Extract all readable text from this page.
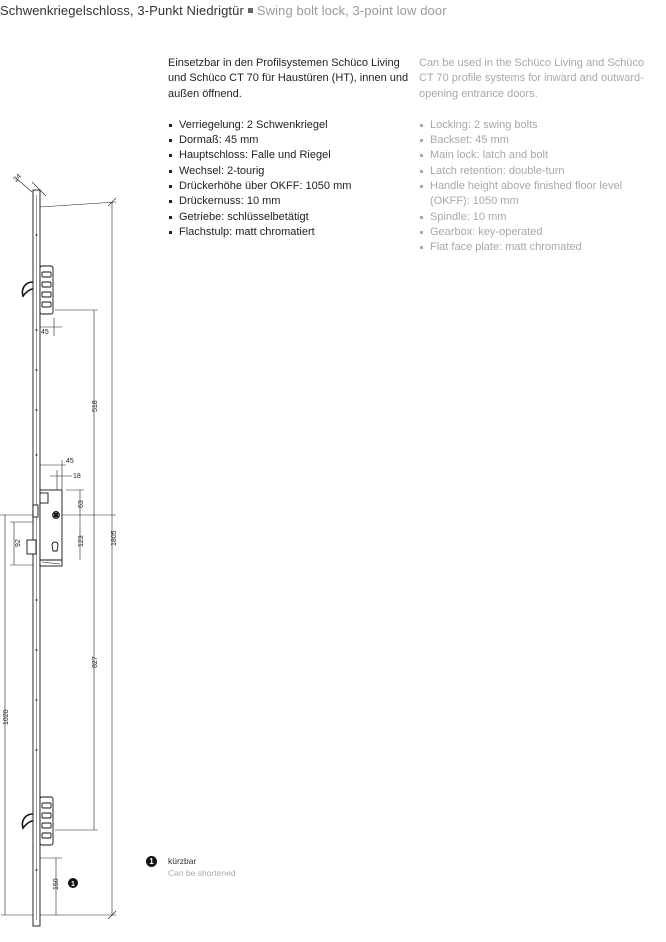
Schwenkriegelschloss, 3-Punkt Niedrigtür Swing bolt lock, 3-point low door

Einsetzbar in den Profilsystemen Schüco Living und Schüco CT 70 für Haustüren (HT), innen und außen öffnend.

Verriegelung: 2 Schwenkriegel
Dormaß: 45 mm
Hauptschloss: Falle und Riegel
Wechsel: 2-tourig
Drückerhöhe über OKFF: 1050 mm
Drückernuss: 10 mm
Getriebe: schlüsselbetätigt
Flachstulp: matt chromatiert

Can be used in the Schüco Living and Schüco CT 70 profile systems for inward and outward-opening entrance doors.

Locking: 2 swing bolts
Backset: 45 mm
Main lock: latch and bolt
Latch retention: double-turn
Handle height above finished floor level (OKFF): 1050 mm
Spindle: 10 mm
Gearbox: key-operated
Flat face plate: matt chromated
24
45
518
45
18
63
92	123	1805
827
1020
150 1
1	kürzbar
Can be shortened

☆ ☆ ☆ ☆ ☆ ☆ ☆

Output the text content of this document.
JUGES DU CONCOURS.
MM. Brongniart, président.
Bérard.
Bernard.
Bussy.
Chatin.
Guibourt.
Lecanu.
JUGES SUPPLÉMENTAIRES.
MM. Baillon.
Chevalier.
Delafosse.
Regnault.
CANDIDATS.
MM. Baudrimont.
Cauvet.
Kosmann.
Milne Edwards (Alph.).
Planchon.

☆ ☆ ☆ ☆ ☆ ☆ ☆

* _Prompt_: Track down every line holding the string "Schüco" and copy it.

* _Written solution_:
Einsetzbar in den Profilsystemen Schüco Living und Schüco CT 70 für Haustüren (HT), innen und außen öffnend.
Can be used in the Schüco Living and Schüco CT 70 profile systems for inward and outward-opening entrance doors.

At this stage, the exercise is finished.